→ **WHAT IS BEING ASKED**
Count lines with "国旗国旗我爱你" in them. Report only the total.

+++ TASK MATERIAL

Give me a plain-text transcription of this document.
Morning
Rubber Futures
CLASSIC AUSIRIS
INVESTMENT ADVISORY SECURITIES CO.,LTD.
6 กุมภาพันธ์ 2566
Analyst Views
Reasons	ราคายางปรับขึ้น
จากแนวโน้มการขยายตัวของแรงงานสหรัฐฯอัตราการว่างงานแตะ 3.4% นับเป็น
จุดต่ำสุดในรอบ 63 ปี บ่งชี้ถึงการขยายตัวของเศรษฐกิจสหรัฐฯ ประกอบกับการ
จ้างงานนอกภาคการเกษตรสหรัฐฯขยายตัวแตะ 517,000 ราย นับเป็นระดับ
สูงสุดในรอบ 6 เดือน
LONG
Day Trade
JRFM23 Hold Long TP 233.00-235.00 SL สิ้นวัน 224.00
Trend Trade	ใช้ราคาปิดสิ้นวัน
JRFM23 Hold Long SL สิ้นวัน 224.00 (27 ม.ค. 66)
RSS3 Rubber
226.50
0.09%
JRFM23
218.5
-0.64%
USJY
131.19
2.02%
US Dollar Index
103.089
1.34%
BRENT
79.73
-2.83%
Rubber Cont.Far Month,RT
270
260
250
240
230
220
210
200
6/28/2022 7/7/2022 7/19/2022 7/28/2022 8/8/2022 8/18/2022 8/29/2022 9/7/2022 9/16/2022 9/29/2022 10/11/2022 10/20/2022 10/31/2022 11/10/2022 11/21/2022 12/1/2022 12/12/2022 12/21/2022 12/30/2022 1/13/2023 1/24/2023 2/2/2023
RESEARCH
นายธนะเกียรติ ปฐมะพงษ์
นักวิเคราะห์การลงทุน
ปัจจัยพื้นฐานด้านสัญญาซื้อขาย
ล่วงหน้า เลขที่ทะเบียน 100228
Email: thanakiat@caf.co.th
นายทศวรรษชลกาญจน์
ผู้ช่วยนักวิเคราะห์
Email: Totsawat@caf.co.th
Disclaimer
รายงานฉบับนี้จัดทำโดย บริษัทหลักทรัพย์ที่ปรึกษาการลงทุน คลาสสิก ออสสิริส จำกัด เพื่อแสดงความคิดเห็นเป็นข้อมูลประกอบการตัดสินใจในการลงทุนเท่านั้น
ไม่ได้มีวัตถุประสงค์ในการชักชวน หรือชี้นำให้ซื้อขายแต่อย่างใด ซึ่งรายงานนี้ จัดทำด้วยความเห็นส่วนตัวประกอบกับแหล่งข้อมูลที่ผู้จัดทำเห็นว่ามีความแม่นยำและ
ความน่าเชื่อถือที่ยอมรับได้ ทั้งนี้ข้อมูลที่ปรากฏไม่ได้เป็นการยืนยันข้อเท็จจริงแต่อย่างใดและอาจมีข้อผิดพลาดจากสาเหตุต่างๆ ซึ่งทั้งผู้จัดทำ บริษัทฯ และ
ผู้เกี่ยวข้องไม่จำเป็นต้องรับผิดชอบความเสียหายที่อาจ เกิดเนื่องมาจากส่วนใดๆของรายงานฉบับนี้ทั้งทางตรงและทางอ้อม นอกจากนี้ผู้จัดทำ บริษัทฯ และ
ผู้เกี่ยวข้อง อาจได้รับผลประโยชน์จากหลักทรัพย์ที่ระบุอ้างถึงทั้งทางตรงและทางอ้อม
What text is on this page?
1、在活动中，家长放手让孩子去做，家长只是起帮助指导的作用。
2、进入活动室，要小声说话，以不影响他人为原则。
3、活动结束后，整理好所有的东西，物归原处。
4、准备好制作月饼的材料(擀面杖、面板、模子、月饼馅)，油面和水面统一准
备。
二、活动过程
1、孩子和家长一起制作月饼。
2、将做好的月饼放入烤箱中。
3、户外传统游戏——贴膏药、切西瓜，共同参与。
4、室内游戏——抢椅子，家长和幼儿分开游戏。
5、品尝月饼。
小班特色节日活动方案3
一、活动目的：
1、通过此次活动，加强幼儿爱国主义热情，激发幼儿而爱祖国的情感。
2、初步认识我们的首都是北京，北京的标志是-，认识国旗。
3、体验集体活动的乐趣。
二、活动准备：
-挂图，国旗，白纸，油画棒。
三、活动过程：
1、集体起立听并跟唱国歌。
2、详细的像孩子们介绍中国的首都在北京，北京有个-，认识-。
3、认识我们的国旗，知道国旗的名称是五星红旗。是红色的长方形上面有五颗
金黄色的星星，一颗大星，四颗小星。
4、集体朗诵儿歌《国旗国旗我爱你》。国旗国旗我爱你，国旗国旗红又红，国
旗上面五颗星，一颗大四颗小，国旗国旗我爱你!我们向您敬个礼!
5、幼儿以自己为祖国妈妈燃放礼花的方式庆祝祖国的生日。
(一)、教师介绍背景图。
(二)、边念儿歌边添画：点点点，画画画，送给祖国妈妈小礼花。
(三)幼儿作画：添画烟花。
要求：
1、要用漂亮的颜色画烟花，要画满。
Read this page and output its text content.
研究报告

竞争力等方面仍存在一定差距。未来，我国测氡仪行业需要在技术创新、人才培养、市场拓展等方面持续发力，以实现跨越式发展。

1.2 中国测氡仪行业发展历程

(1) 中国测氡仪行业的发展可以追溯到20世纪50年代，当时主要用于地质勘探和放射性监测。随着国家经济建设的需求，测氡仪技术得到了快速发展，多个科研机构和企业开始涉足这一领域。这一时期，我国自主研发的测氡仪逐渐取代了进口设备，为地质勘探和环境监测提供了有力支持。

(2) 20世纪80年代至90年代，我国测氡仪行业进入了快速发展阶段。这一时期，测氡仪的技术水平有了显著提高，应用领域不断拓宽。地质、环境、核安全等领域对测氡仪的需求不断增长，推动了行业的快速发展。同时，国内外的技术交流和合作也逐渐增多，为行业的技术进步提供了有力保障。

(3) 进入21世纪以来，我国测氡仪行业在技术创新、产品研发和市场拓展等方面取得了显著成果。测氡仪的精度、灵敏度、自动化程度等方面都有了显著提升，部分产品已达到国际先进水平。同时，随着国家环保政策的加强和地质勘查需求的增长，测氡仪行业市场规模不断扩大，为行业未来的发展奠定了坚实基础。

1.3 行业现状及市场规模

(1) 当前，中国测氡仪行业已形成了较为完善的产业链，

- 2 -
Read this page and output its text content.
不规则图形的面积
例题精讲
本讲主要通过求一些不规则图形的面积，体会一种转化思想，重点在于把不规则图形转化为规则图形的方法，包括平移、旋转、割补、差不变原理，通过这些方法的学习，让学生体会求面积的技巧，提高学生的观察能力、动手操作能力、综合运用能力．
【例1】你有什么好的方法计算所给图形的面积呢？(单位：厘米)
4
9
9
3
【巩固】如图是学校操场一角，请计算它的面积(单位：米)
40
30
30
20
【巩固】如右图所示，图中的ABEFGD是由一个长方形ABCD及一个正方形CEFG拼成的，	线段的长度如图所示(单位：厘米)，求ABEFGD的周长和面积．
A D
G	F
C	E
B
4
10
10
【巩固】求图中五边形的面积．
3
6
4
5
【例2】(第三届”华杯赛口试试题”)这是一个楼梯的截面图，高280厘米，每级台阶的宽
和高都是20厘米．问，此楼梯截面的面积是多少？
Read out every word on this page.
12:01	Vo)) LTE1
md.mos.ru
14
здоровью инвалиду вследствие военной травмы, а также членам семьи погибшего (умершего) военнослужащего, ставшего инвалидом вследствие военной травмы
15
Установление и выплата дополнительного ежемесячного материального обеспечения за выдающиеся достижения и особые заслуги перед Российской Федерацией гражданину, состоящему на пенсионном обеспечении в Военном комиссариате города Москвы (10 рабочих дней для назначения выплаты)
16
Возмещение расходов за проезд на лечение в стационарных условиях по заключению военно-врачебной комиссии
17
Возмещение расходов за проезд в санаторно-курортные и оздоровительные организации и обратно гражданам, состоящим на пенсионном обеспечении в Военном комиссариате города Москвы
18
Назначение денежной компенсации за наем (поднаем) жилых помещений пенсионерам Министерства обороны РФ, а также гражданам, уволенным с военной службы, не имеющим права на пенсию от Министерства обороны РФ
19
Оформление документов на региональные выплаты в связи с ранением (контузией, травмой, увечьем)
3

++++++

→ **THE RESULT**
2